Source:

You are viewing a plain text version of this content. The canonical link for it is here.
Posted to solr-user@lucene.apache.org by bbarani <bb...@gmail.com> on 2011/04/07 16:37:11 UTC

SOLR support for unicode?

Hi,

We are trying to index heterogenous data using SOLR, some of the sources
have some unicode characters like Zone™  but SOLR is converting them to
Zone™. Any idea how to resolve this issue? 

I am using SOLR on Jetty server...

Thanks,
Barani

--
View this message in context: http://lucene.472066.n3.nabble.com/SOLR-support-for-unicode-tp2790512p2790512.html
Sent from the Solr - User mailing list archive at Nabble.com.

Re: SOLR support for unicode?

Posted by Sivasakthivel <si...@gmail.com>.
Hi,

Thanks for your response. I am currently working in this issue.

Extracted records:

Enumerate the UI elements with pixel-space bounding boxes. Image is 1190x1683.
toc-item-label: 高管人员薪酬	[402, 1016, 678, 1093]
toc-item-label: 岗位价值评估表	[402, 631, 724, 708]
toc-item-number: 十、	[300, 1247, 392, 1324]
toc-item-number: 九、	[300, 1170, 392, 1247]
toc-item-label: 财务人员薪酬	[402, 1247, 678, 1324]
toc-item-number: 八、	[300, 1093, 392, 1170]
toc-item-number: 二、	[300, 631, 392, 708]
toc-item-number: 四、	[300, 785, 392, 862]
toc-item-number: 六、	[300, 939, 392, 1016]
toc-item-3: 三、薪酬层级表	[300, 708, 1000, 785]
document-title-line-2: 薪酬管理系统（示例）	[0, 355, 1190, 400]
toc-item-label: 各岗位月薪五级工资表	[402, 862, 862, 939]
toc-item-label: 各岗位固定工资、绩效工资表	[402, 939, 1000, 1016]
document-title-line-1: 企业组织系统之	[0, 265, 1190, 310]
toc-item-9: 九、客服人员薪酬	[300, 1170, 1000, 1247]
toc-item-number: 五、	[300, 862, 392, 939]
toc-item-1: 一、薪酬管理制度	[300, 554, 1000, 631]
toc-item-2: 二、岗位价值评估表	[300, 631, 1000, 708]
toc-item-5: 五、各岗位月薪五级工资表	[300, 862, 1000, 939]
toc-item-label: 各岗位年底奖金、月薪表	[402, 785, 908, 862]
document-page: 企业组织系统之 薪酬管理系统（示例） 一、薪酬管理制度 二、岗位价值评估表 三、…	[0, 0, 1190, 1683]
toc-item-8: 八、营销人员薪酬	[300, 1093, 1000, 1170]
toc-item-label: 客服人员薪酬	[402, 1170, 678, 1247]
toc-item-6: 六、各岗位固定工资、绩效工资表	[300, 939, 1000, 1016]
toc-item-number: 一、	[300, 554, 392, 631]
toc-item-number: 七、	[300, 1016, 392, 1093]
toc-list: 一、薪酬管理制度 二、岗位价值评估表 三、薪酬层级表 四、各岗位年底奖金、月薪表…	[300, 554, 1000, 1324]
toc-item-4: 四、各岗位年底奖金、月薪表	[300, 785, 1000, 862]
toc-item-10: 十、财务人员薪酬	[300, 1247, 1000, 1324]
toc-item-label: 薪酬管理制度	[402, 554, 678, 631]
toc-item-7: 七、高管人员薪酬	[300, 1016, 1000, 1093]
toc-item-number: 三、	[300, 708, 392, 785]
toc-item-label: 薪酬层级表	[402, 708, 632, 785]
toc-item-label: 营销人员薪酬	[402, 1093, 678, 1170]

To do:
a) Tell whether each statement below agrees with the Solr unicode thread, answering yes or no and quoting the words of the thread that decide it. (i) The original poster runs Solr on a Jetty server. (ii) The data being indexed all comes from a single source. (iii) The reply says the issue has already been resolved.
b) Carry the Solr unicode thread forward from its last line.

Answers for this exercise:
a)
(i) Yes: "I am using SOLR on Jetty server..."
(ii) No: "We are trying to index heterogenous data using SOLR, some of the sources"
(iii) No: "I am currently working in this issue."

b)
When I run the test_utf8.sh script, I got the following result.
Solr server is up.
HTTP GET is accepting UTF-8
HTTP POST is accepting UTF-8
HTTP POST defaults to UTF-8
ERROR: HTTP GET is not accepting UTF-8 beyond the basic multilingual plane
ERROR: HTTP POST is not accepting UTF-8 beyond the basic multilingual plane
ERROR: HTTP POST + URL params is not accepting UTF-8 beyond the basic
multilingual plane

I also placed "TM" symbol and "–" Symbol in one of the example XML docs and
indexed that with post.jar,
with  "wt=python" param    .

Input:
  Good unicode support: h&#xE9;llo (hello with an™ accent OLB – Account 
over the e)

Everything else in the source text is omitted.